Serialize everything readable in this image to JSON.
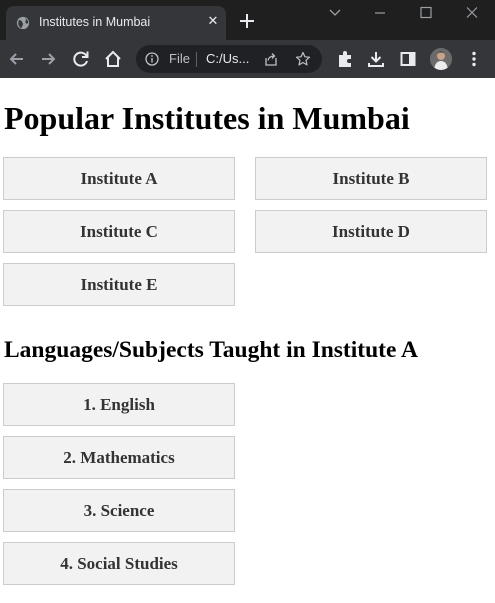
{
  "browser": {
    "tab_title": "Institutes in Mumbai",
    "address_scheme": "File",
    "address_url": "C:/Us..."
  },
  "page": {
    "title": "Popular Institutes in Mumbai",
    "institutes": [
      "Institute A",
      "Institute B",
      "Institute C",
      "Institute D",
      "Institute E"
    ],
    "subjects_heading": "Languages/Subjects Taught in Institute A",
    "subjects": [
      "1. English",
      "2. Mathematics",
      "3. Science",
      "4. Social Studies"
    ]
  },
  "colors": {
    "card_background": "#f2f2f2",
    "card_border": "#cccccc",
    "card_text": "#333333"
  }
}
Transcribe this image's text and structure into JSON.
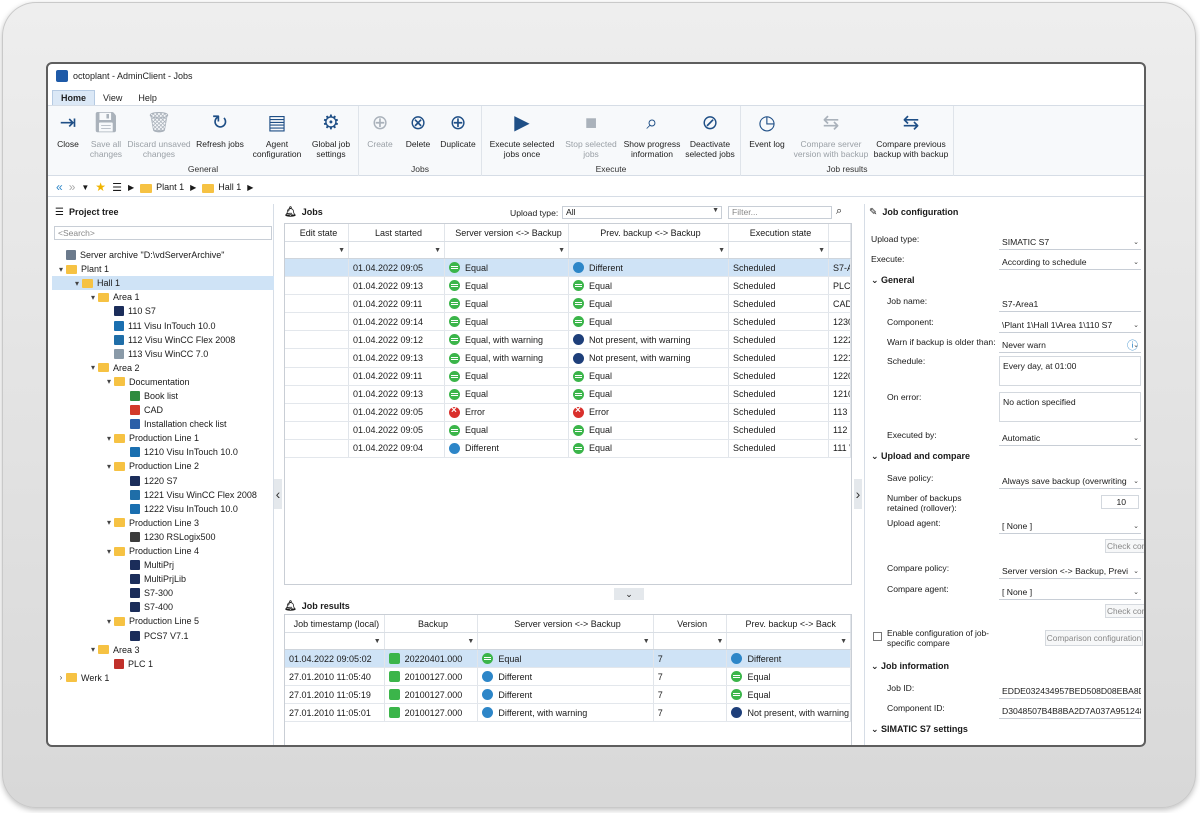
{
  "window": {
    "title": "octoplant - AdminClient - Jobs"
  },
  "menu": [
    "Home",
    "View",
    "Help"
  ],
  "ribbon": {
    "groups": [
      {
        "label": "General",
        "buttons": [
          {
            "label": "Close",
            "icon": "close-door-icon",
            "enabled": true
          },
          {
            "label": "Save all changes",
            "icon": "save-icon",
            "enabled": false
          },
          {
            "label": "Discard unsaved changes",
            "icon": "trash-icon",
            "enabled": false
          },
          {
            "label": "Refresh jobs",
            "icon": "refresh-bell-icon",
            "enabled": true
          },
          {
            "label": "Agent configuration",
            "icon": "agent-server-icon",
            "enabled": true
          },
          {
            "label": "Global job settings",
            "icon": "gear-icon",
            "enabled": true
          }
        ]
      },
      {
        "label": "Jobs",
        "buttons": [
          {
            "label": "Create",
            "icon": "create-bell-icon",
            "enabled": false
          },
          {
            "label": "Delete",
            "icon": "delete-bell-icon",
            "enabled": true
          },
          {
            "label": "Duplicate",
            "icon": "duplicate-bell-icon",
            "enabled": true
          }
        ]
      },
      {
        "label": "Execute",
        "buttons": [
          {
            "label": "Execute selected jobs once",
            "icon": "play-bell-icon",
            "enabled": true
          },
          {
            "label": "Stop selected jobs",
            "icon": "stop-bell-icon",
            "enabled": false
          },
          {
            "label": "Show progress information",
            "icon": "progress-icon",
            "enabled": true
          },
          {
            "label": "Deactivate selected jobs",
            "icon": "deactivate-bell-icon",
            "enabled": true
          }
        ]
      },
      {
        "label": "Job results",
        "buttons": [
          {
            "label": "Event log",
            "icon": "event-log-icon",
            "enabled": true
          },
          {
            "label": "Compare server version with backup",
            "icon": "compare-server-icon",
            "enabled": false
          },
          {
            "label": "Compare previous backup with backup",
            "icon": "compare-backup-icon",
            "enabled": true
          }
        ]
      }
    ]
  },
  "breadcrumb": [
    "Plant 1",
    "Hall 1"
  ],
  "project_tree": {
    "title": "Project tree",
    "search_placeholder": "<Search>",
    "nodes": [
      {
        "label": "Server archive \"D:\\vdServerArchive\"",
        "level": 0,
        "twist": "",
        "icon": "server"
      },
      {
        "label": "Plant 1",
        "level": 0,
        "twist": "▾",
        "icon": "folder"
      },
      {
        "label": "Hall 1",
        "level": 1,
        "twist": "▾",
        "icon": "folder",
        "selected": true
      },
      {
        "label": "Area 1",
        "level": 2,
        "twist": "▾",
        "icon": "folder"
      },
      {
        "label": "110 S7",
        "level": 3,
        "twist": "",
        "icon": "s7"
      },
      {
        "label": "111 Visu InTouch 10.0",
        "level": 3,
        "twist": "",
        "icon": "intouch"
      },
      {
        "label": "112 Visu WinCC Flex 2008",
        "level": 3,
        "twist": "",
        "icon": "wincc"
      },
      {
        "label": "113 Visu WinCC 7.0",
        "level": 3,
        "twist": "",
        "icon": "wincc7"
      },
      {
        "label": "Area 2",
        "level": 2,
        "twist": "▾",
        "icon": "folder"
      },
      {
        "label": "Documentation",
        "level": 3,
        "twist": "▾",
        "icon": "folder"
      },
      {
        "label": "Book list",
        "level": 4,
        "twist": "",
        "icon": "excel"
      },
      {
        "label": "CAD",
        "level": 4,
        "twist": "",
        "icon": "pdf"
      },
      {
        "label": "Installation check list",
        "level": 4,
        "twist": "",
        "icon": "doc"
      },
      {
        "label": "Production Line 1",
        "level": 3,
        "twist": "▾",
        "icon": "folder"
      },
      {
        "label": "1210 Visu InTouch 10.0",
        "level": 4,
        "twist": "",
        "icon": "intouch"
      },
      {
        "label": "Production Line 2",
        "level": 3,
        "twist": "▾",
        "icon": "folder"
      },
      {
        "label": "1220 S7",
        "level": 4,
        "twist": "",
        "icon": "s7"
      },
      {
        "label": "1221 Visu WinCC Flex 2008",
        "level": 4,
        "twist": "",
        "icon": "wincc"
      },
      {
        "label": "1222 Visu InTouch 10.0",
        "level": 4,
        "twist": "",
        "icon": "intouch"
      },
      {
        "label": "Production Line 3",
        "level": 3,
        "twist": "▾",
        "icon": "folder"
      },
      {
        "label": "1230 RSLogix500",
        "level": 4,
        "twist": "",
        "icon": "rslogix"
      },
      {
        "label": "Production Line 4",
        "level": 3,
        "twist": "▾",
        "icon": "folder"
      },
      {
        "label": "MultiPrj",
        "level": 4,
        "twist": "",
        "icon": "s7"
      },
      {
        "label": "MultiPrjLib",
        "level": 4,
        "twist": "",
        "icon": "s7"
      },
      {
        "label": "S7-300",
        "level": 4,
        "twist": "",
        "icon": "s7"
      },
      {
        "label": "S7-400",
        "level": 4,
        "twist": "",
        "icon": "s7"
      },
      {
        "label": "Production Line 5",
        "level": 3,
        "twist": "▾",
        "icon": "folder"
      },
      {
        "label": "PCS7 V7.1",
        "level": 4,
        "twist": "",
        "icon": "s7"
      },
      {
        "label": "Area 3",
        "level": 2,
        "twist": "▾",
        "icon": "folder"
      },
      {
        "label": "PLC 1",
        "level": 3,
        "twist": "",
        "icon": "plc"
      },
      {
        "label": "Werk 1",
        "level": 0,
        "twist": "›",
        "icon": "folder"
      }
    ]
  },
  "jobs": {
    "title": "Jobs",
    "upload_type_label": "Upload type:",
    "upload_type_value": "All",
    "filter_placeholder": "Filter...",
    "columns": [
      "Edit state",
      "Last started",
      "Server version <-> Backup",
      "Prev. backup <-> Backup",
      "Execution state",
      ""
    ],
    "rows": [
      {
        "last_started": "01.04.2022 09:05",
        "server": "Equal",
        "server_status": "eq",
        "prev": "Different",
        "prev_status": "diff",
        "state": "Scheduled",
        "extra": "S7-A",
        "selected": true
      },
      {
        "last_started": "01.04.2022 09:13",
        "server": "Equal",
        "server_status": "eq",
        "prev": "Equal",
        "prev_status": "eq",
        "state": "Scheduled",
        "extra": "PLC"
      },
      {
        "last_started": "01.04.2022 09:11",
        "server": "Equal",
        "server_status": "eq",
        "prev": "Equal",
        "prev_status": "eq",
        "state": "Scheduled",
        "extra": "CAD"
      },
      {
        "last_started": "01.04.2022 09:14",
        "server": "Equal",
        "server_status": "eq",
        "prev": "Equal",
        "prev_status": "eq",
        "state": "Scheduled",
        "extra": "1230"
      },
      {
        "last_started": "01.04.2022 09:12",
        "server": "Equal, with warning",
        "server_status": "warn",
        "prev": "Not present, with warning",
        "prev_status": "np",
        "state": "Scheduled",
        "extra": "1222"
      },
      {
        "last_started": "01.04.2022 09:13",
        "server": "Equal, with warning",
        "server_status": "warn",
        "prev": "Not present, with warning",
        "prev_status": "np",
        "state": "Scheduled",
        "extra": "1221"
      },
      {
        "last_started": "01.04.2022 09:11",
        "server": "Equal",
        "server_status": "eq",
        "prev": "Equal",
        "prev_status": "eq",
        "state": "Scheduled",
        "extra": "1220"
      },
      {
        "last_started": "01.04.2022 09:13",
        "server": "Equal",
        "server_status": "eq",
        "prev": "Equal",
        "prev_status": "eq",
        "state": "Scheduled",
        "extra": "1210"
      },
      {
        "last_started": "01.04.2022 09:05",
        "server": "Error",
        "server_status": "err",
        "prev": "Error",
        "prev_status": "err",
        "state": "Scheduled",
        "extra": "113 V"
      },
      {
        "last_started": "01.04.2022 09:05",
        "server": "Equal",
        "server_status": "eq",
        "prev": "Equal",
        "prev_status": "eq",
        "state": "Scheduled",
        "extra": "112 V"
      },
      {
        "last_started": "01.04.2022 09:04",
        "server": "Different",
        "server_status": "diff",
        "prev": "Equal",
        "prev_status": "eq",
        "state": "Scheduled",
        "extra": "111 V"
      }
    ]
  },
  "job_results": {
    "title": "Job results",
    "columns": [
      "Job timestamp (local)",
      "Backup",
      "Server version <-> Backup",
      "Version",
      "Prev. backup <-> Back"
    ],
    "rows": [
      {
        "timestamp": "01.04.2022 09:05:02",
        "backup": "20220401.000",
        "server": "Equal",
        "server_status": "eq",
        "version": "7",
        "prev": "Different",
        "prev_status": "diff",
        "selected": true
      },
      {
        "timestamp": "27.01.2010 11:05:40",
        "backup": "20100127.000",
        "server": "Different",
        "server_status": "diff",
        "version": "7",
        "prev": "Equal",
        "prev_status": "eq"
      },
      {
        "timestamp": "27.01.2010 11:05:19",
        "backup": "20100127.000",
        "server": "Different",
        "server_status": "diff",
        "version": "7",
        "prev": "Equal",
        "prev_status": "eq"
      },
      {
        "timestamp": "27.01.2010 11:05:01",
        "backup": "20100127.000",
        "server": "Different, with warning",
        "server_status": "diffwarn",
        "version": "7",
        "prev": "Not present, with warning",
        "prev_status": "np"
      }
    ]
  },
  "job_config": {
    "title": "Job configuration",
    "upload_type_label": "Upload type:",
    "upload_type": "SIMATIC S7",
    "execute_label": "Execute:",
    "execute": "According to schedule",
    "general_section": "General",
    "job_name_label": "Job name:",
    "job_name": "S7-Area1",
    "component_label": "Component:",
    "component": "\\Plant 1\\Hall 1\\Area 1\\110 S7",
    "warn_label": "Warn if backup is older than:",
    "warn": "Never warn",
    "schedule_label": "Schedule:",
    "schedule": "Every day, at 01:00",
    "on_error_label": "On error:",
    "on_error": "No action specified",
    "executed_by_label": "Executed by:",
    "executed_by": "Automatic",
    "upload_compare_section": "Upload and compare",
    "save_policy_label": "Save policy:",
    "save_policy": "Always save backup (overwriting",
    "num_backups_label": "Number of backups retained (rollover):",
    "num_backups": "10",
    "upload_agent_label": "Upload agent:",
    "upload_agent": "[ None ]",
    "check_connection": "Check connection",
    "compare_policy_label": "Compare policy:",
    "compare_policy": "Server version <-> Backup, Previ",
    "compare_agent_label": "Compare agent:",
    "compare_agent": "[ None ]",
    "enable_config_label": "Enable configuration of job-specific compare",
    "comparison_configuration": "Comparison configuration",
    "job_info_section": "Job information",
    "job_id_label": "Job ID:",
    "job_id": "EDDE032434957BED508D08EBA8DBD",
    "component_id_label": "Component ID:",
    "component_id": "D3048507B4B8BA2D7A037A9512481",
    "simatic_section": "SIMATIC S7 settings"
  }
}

TASK OBJECTIVE →
Using the entries above, return each line that includes the word "this".

TASK ANSWER →
Serialize everything readable in this image to JSON.
Transcribe this image's text and structure into JSON.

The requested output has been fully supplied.